- DIRECTIVE -
Check each line of the entries below for the string "Internet"; copy every line where it appears.

BEGIN DATA EXTRACT

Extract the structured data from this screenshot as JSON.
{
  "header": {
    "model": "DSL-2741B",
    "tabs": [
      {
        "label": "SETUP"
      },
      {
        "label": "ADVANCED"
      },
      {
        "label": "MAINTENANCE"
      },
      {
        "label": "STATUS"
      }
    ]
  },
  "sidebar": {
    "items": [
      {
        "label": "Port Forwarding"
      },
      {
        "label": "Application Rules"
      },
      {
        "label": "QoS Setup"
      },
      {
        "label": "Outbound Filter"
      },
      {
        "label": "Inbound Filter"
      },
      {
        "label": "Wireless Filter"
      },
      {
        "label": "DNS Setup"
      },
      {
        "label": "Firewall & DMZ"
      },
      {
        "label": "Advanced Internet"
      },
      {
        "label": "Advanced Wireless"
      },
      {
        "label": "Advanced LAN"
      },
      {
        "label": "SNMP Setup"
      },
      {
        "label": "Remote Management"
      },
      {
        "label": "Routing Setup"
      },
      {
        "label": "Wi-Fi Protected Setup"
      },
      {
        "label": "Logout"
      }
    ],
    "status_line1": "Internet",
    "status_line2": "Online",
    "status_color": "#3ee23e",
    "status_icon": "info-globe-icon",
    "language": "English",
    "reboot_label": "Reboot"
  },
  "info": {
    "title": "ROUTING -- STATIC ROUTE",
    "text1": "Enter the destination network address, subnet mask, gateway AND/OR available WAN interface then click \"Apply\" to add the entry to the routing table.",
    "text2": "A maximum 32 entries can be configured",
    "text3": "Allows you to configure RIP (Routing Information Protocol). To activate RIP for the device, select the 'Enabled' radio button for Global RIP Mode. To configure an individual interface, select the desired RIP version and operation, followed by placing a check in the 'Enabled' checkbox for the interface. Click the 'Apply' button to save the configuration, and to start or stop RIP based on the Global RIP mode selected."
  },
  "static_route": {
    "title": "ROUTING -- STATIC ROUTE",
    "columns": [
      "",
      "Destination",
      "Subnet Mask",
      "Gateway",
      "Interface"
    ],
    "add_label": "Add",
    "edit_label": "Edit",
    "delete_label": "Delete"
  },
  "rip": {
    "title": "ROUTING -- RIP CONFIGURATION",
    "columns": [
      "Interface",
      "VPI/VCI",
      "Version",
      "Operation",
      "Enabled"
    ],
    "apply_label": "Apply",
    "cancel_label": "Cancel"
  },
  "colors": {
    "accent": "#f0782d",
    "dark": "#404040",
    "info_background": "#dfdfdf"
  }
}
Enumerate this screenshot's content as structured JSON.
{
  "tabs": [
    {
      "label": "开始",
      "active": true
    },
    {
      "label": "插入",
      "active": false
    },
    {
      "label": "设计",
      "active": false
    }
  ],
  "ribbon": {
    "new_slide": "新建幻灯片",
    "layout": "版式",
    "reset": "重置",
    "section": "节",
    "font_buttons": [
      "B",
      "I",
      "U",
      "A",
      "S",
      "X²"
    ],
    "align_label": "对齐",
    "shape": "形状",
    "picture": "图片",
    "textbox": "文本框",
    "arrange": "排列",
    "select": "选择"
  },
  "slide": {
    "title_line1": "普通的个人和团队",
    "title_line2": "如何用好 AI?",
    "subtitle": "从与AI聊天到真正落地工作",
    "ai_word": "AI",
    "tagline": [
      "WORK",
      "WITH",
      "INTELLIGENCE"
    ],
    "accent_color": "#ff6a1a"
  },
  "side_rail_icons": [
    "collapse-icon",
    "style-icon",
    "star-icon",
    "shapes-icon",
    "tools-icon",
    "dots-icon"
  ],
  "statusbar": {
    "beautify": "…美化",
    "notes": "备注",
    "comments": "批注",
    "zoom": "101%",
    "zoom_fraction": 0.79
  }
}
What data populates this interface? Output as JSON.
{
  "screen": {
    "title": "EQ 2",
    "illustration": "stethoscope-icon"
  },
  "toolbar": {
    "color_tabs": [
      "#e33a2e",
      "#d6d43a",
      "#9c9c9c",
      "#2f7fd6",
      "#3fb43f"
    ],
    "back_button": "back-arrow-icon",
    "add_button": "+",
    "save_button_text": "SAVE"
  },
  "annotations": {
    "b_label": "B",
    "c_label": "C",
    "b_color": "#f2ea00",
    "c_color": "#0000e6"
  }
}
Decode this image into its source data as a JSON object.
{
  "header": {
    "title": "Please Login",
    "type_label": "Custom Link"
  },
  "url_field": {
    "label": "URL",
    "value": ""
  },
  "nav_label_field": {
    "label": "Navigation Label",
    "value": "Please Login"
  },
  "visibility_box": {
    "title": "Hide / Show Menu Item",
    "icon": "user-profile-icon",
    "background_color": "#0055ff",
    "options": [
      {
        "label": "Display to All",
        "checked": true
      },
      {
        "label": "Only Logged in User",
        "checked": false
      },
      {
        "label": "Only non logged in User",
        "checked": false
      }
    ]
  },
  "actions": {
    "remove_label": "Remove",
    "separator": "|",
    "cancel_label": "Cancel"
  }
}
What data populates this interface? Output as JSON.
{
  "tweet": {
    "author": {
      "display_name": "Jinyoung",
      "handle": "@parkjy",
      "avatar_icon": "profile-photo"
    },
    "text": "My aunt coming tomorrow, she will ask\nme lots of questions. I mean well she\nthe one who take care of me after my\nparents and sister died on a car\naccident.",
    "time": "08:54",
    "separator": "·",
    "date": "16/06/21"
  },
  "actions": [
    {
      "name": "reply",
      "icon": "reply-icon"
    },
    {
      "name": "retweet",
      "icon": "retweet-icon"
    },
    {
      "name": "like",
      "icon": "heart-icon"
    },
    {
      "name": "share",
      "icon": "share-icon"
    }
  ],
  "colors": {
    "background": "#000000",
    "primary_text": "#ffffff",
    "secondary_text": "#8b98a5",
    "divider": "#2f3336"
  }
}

END DATA EXTRACT

- TASK RESULT -
        "label": "Advanced Internet"
    "status_line1": "Internet",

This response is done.